§ **Data shown**:
- - - - - - -

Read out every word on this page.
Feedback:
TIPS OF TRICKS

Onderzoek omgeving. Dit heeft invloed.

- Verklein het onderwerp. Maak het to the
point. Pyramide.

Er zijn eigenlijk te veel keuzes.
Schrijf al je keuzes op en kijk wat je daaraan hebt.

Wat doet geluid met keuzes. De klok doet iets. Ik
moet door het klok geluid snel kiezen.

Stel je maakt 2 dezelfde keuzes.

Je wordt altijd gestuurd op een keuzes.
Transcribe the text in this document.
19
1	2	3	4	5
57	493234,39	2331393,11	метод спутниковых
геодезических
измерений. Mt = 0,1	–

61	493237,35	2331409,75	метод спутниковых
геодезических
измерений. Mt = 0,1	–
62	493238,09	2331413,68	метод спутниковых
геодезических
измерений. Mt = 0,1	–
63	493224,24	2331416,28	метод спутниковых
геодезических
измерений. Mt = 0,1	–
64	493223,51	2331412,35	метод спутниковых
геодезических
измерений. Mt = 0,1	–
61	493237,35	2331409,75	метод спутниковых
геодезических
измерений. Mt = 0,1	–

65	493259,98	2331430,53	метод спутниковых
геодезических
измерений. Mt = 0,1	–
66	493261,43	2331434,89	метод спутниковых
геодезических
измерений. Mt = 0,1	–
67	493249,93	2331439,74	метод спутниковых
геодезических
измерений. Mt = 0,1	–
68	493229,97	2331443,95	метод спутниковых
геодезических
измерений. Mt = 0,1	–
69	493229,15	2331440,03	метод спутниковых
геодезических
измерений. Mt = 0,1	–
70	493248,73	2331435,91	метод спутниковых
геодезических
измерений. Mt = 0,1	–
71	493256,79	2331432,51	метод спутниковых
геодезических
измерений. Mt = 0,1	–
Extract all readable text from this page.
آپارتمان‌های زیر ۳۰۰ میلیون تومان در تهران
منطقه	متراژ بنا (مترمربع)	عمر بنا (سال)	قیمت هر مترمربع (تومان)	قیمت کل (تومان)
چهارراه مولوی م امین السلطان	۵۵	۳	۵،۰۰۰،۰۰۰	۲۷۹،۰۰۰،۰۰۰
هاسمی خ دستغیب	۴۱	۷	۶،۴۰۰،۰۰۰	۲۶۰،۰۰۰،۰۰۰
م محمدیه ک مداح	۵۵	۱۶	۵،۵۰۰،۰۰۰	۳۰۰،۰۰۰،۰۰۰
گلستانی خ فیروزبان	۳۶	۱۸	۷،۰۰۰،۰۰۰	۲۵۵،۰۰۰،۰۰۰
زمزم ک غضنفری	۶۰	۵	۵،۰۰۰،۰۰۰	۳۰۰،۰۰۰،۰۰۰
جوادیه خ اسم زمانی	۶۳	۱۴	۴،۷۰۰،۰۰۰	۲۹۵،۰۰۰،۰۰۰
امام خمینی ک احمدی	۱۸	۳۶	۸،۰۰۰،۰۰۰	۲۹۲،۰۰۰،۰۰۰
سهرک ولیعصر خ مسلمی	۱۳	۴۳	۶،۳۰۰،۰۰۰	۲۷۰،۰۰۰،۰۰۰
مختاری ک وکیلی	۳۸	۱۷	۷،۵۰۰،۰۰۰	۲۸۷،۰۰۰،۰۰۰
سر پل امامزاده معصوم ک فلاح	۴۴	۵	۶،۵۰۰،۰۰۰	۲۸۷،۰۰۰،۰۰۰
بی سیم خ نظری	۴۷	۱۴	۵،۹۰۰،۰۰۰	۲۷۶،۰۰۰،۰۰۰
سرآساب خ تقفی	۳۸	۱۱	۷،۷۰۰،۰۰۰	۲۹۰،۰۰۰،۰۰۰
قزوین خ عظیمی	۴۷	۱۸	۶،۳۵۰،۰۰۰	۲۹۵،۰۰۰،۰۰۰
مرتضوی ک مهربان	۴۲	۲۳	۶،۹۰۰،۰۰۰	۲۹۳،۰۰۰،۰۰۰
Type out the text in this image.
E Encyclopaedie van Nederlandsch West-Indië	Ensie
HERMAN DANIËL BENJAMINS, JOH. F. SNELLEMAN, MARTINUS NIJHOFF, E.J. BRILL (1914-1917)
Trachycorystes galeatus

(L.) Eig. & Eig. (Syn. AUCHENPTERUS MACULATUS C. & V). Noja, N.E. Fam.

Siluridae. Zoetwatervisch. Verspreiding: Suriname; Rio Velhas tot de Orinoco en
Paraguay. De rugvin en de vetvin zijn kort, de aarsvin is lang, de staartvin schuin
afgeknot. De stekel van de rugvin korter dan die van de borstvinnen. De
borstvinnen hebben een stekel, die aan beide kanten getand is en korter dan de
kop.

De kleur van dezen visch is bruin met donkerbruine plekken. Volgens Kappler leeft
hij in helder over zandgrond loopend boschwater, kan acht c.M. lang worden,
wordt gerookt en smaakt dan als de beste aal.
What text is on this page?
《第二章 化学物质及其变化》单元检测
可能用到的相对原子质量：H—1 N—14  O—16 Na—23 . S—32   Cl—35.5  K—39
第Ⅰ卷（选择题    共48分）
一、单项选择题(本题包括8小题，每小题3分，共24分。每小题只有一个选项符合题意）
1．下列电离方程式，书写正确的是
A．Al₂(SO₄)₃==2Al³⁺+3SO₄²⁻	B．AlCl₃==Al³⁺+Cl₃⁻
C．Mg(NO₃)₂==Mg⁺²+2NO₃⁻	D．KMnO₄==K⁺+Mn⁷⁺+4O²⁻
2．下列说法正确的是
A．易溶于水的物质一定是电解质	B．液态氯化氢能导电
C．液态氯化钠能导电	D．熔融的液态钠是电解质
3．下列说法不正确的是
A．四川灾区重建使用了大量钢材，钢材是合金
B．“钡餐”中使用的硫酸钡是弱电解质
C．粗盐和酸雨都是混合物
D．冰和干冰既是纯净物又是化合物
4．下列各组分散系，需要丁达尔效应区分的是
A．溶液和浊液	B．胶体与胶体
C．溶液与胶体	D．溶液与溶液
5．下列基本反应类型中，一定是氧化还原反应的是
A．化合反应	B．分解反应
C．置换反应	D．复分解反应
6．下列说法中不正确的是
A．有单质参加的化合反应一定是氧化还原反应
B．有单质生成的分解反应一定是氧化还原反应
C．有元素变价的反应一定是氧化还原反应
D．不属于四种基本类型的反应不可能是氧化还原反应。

- - - - - - -

§ **Given problem**:
Each record should come back exactly as written.

§ **Solution to this problem**:
Read out every word on this page.
Feedback:
TIPS OF TRICKS

Onderzoek omgeving. Dit heeft invloed.

- Verklein het onderwerp. Maak het to the
point. Pyramide.

Er zijn eigenlijk te veel keuzes.
Schrijf al je keuzes op en kijk wat je daaraan hebt.

Wat doet geluid met keuzes. De klok doet iets. Ik
moet door het klok geluid snel kiezen.

Stel je maakt 2 dezelfde keuzes.

Je wordt altijd gestuurd op een keuzes.
Transcribe the text in this document.
19
1	2	3	4	5
57	493234,39	2331393,11	метод спутниковых
геодезических
измерений. Mt = 0,1	–

61	493237,35	2331409,75	метод спутниковых
геодезических
измерений. Mt = 0,1	–
62	493238,09	2331413,68	метод спутниковых
геодезических
измерений. Mt = 0,1	–
63	493224,24	2331416,28	метод спутниковых
геодезических
измерений. Mt = 0,1	–
64	493223,51	2331412,35	метод спутниковых
геодезических
измерений. Mt = 0,1	–
61	493237,35	2331409,75	метод спутниковых
геодезических
измерений. Mt = 0,1	–

65	493259,98	2331430,53	метод спутниковых
геодезических
измерений. Mt = 0,1	–
66	493261,43	2331434,89	метод спутниковых
геодезических
измерений. Mt = 0,1	–
67	493249,93	2331439,74	метод спутниковых
геодезических
измерений. Mt = 0,1	–
68	493229,97	2331443,95	метод спутниковых
геодезических
измерений. Mt = 0,1	–
69	493229,15	2331440,03	метод спутниковых
геодезических
измерений. Mt = 0,1	–
70	493248,73	2331435,91	метод спутниковых
геодезических
измерений. Mt = 0,1	–
71	493256,79	2331432,51	метод спутниковых
геодезических
измерений. Mt = 0,1	–
Extract all readable text from this page.
آپارتمان‌های زیر ۳۰۰ میلیون تومان در تهران
منطقه	متراژ بنا (مترمربع)	عمر بنا (سال)	قیمت هر مترمربع (تومان)	قیمت کل (تومان)
چهارراه مولوی م امین السلطان	۵۵	۳	۵،۰۰۰،۰۰۰	۲۷۹،۰۰۰،۰۰۰
هاسمی خ دستغیب	۴۱	۷	۶،۴۰۰،۰۰۰	۲۶۰،۰۰۰،۰۰۰
م محمدیه ک مداح	۵۵	۱۶	۵،۵۰۰،۰۰۰	۳۰۰،۰۰۰،۰۰۰
گلستانی خ فیروزبان	۳۶	۱۸	۷،۰۰۰،۰۰۰	۲۵۵،۰۰۰،۰۰۰
زمزم ک غضنفری	۶۰	۵	۵،۰۰۰،۰۰۰	۳۰۰،۰۰۰،۰۰۰
جوادیه خ اسم زمانی	۶۳	۱۴	۴،۷۰۰،۰۰۰	۲۹۵،۰۰۰،۰۰۰
امام خمینی ک احمدی	۱۸	۳۶	۸،۰۰۰،۰۰۰	۲۹۲،۰۰۰،۰۰۰
سهرک ولیعصر خ مسلمی	۱۳	۴۳	۶،۳۰۰،۰۰۰	۲۷۰،۰۰۰،۰۰۰
مختاری ک وکیلی	۳۸	۱۷	۷،۵۰۰،۰۰۰	۲۸۷،۰۰۰،۰۰۰
سر پل امامزاده معصوم ک فلاح	۴۴	۵	۶،۵۰۰،۰۰۰	۲۸۷،۰۰۰،۰۰۰
بی سیم خ نظری	۴۷	۱۴	۵،۹۰۰،۰۰۰	۲۷۶،۰۰۰،۰۰۰
سرآساب خ تقفی	۳۸	۱۱	۷،۷۰۰،۰۰۰	۲۹۰،۰۰۰،۰۰۰
قزوین خ عظیمی	۴۷	۱۸	۶،۳۵۰،۰۰۰	۲۹۵،۰۰۰،۰۰۰
مرتضوی ک مهربان	۴۲	۲۳	۶،۹۰۰،۰۰۰	۲۹۳،۰۰۰،۰۰۰
Type out the text in this image.
E Encyclopaedie van Nederlandsch West-Indië	Ensie
HERMAN DANIËL BENJAMINS, JOH. F. SNELLEMAN, MARTINUS NIJHOFF, E.J. BRILL (1914-1917)
Trachycorystes galeatus

(L.) Eig. & Eig. (Syn. AUCHENPTERUS MACULATUS C. & V). Noja, N.E. Fam.

Siluridae. Zoetwatervisch. Verspreiding: Suriname; Rio Velhas tot de Orinoco en
Paraguay. De rugvin en de vetvin zijn kort, de aarsvin is lang, de staartvin schuin
afgeknot. De stekel van de rugvin korter dan die van de borstvinnen. De
borstvinnen hebben een stekel, die aan beide kanten getand is en korter dan de
kop.

De kleur van dezen visch is bruin met donkerbruine plekken. Volgens Kappler leeft
hij in helder over zandgrond loopend boschwater, kan acht c.M. lang worden,
wordt gerookt en smaakt dan als de beste aal.
What text is on this page?
《第二章 化学物质及其变化》单元检测
可能用到的相对原子质量：H—1 N—14  O—16 Na—23 . S—32   Cl—35.5  K—39
第Ⅰ卷（选择题    共48分）
一、单项选择题(本题包括8小题，每小题3分，共24分。每小题只有一个选项符合题意）
1．下列电离方程式，书写正确的是
A．Al₂(SO₄)₃==2Al³⁺+3SO₄²⁻	B．AlCl₃==Al³⁺+Cl₃⁻
C．Mg(NO₃)₂==Mg⁺²+2NO₃⁻	D．KMnO₄==K⁺+Mn⁷⁺+4O²⁻
2．下列说法正确的是
A．易溶于水的物质一定是电解质	B．液态氯化氢能导电
C．液态氯化钠能导电	D．熔融的液态钠是电解质
3．下列说法不正确的是
A．四川灾区重建使用了大量钢材，钢材是合金
B．“钡餐”中使用的硫酸钡是弱电解质
C．粗盐和酸雨都是混合物
D．冰和干冰既是纯净物又是化合物
4．下列各组分散系，需要丁达尔效应区分的是
A．溶液和浊液	B．胶体与胶体
C．溶液与胶体	D．溶液与溶液
5．下列基本反应类型中，一定是氧化还原反应的是
A．化合反应	B．分解反应
C．置换反应	D．复分解反应
6．下列说法中不正确的是
A．有单质参加的化合反应一定是氧化还原反应
B．有单质生成的分解反应一定是氧化还原反应
C．有元素变价的反应一定是氧化还原反应
D．不属于四种基本类型的反应不可能是氧化还原反应。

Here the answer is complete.